■ **Task prompt**: Continue the text on atypical antipsychotic drugs from where it stops.

■ **Text**:
^^^^^^^^
Starting in 2010, Johnson & Johnson became the subject of thousands of lawsuits by men alleging that Risperdal use caused them to experience a condition known as gynecomastia or growth of excessive breast tissue. This change is said to be due to elevated prolactin levels caused by taking risperidone. There is research that suggests a link between Risperdal and increased prolactin levels. See Forbes

Since then the FDA has approved seven other atypical antipsychotics: olanzapine (1996), quitiapine (1997), ziprasidone (2001), aripiprazole (2002, paliperidone (2007), asenpaine (2009) and iloperidone (2009). Although clozpine remains the “gold standard” with respect to efficacy, the other atypical antipsychotics are considered at least as effective as typical antipsychotics for treating positive symtoms while also treating negative symptoms and causing fewer EPS side effects.

In 2002, the FDA approved Abilify® which has the active ingredient aripiprazole. Abilify® is marketed by Otsuka Pharmaceutical Co., Ltd. not only for the treatment of schizphrenia but also bipolar disorder, irritability associated with autistic disorder in pediatric patients, and as an add-on treatment for depression. It has been commercially successful. In 2009, its sales were $3.3 billion.

Brexpiprazole (Rexulti): is a medication that has similar effects to two other atypical antipsychotics, cariprazine (Vraylar) and aripiprazole (Abilify) but brexpiprazole does not have approval in the United States for treating bipolar mania. Past studies suggest that brexpiprazole is an effective adjunctive treatment for major depressive disorder and schizophrenia. The active drug in Rexulti is brexpiprazole. This drug belongs to a class of medications called atypical antipsychotics. (A medication class is a group of drugs that work in a similar way.) Rexulti is currently only available as a brand-name medication.
^^^^^^^^
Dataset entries
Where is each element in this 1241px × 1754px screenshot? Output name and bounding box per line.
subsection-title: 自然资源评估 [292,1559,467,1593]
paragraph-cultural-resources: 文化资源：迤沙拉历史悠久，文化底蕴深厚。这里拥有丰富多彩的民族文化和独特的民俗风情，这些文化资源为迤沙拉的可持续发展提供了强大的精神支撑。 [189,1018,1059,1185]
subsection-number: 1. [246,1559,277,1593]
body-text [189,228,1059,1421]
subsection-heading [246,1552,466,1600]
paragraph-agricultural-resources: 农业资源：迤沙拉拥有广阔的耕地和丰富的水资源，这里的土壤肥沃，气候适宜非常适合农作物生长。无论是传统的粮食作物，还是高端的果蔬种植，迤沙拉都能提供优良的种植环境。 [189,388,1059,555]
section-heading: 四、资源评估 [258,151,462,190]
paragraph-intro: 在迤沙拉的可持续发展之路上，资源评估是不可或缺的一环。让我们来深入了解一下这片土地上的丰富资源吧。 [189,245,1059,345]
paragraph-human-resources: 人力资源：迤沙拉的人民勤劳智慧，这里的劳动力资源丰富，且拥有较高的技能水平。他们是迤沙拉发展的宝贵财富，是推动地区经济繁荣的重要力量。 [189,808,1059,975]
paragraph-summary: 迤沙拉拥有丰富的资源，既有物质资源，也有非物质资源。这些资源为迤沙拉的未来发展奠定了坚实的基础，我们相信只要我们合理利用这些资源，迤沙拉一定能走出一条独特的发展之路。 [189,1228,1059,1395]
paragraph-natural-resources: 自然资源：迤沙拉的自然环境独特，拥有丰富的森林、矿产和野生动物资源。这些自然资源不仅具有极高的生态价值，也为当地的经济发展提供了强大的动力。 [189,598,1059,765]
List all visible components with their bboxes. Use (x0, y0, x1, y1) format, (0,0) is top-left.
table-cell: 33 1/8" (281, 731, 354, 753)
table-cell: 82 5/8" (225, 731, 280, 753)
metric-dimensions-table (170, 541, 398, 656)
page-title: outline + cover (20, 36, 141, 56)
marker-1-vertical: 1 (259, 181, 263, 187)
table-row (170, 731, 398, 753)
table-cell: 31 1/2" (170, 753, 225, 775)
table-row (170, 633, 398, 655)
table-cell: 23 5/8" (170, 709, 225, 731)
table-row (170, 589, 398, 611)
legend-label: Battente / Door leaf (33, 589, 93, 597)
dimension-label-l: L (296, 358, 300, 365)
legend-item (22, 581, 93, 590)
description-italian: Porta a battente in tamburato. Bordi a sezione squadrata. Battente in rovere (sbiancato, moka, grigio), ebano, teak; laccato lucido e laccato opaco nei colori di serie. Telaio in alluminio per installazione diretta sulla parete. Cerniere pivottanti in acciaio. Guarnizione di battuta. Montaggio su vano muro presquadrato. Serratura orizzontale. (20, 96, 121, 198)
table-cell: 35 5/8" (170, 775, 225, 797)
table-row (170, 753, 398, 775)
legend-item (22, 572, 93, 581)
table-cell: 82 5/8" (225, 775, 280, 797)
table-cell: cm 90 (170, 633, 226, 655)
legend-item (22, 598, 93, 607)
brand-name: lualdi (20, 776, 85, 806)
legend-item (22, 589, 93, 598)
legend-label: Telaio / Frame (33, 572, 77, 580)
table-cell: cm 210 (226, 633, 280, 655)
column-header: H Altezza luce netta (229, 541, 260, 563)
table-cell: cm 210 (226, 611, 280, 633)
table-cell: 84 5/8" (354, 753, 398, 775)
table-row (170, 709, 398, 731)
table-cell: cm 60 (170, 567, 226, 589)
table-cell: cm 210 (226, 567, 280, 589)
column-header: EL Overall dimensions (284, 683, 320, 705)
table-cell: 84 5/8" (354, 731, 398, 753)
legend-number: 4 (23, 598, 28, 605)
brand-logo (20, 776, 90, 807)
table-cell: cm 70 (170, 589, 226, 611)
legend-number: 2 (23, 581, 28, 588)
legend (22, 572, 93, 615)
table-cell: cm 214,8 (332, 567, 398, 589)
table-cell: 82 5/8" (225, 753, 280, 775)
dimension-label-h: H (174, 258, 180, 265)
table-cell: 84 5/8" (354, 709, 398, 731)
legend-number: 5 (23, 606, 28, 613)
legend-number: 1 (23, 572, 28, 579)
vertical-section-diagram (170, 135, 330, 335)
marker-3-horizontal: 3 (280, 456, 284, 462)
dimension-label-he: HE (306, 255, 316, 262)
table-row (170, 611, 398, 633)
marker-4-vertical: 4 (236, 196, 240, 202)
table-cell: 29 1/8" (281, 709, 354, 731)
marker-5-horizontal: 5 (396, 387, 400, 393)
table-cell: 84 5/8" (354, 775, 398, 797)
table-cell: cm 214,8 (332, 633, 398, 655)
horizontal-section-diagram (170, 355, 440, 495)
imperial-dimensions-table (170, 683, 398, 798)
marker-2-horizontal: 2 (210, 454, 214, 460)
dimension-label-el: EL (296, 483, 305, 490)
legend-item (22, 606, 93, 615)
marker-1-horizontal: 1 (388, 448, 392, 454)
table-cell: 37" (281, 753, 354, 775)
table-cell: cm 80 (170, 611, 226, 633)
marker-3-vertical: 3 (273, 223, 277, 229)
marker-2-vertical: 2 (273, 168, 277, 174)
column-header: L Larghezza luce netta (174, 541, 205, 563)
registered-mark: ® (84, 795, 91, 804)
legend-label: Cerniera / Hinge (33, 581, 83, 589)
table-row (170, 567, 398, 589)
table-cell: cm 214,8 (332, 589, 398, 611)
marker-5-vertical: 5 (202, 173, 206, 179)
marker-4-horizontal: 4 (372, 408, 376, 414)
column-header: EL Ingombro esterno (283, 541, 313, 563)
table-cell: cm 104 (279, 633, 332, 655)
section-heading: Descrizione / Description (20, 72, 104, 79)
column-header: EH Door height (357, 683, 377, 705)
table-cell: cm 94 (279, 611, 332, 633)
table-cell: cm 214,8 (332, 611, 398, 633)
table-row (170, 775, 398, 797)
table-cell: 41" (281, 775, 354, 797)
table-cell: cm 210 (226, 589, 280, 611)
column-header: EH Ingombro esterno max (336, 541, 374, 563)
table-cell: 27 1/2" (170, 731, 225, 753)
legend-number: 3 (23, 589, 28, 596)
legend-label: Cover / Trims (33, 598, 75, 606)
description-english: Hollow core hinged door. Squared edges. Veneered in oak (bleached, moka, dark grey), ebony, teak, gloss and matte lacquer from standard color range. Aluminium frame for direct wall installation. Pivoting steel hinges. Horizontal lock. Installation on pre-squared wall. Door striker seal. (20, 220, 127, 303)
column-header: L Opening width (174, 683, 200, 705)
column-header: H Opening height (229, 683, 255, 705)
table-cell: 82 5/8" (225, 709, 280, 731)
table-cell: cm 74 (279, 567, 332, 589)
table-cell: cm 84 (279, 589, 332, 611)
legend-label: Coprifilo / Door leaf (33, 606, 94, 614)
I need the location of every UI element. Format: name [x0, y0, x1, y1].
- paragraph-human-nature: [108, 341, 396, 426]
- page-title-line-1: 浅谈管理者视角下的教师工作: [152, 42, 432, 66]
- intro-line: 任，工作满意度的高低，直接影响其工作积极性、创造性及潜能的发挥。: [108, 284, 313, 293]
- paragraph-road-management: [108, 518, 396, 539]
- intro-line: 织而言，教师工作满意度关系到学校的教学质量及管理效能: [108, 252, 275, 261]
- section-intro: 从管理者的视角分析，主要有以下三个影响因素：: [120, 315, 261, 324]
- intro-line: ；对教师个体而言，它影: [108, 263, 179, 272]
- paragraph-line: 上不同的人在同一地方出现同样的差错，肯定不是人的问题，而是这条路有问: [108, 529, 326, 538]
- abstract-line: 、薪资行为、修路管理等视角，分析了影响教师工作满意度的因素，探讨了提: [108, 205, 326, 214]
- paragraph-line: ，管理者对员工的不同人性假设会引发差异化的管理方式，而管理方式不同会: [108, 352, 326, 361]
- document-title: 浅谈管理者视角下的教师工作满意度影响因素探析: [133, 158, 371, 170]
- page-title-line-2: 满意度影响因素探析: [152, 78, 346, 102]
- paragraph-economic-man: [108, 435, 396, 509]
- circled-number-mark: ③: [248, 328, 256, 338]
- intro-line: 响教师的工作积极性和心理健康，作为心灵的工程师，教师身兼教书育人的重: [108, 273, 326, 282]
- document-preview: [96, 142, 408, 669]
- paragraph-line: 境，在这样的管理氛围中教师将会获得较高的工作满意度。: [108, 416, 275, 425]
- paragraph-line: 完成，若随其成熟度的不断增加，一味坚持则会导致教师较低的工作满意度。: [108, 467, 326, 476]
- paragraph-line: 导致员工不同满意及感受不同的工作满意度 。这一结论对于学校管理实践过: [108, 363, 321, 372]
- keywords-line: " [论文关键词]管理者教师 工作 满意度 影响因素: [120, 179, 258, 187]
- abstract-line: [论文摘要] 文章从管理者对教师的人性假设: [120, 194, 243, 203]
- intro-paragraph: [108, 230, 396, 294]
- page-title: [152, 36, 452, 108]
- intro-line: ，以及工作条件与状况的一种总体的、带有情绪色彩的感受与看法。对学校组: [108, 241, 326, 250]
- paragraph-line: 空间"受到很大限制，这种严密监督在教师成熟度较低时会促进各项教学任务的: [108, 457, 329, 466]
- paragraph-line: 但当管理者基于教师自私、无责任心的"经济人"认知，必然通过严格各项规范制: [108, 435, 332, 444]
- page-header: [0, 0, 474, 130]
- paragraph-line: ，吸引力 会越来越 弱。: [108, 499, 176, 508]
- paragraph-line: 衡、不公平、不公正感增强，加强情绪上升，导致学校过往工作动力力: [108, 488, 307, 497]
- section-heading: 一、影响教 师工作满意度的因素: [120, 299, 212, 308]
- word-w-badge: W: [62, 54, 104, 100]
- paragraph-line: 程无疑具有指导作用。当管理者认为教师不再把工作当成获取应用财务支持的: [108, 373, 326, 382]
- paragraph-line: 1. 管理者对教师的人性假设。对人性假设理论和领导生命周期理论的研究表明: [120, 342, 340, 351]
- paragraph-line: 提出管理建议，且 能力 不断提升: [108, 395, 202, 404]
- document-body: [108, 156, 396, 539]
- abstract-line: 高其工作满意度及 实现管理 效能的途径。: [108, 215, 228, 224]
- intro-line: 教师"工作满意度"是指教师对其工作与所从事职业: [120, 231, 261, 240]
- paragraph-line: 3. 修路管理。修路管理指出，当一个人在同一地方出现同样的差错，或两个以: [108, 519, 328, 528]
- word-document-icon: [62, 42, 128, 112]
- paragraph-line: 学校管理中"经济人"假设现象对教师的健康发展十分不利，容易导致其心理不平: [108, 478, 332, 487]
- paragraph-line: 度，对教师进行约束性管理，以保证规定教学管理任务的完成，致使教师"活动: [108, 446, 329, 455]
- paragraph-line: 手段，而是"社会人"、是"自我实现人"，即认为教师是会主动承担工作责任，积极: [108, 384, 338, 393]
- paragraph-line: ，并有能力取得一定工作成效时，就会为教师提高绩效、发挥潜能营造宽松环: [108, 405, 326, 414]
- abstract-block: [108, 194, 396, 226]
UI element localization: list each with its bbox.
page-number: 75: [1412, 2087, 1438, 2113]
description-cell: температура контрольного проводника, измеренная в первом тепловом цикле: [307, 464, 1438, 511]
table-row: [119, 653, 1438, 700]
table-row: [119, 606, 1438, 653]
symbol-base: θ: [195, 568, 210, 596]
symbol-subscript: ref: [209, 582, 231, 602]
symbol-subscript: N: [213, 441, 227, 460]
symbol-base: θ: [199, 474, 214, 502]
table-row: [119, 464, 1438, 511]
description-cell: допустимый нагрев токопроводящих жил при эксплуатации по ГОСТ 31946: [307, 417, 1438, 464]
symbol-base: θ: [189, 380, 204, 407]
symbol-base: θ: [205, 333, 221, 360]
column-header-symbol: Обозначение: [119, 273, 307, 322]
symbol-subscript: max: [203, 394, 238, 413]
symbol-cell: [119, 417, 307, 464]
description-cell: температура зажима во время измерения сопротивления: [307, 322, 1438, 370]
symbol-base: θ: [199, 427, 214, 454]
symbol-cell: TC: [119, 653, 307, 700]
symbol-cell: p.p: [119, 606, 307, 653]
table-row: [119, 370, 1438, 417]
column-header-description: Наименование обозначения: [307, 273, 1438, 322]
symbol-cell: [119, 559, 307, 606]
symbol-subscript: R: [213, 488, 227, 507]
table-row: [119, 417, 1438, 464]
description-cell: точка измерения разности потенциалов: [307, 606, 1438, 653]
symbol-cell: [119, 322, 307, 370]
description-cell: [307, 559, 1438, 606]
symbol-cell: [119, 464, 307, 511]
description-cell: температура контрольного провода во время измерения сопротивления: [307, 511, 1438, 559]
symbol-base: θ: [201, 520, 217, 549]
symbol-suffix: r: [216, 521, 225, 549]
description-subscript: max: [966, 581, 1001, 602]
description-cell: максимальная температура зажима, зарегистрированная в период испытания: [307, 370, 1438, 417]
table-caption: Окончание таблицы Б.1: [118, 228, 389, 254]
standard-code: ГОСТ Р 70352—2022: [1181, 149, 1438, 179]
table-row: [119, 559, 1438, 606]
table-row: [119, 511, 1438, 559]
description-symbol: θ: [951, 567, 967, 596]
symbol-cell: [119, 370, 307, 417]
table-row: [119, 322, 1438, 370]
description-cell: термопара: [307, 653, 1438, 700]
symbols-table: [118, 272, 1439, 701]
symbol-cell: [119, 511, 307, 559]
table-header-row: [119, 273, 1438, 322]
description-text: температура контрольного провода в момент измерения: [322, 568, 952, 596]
^^^^^^^^
■ **Your response**:
Drugs in Clinical Trial

Current antipsychotic medicines rely on the same primary pathway and approach of inhibiting D2 dopamine receptors, and frequently 5HT-52A serotonin receptors, and are often used by physicians to address a wide range of psychiatric conditions, including schizophrenia and bipolar disorder, among others. However, these drugs have many side effects such as weight gain. Investigators have recently been working with different neurotransmitters such as acetylcholine, located in the cholinergic pathway. Within the cholinergic pathway, acetylcholine interacts with a type of receptor called the muscarinic receptor. There are five distinct muscarinic receptors, M1-M5, found in the brain as well as various peripheral tissues. Muscarinic receptor agonists emerged in the 1990s as a promising new approach for treating psychosis and cognitive impairment. The link between muscarinic receptor stimulation in the central nervous system (CNS), particularly the stimulation of M1 and M4 receptors, and the reduction of symptoms of psychosis and improvement in cognition, has been well studied and is supported by research from preclinical studies and clinical trials. However, the successful development of a therapy targeting muscarinic receptors has been limited by undesirable side effects that are believed to arise primarily as a result of stimulation of muscarinic receptors in peripheral tissues. Recently, Karuna Therapeutics has been investigating therapy targeting muscarinic receptors which do not have these adverse side effects. Their lead drug KarXT (xanomeline-trospium) is the lead candidate, currently being evaluated in Phase 3 clinical trials as both a monotherapy and adjunctive therapy for the treatment of schizophrenia, as well as for the treatment of psychosis in Alzheimer’s disease.

Natural Products

Sodium benzoate may be beneficial as an add-on therapty (1 gram/day) in schizophrenia.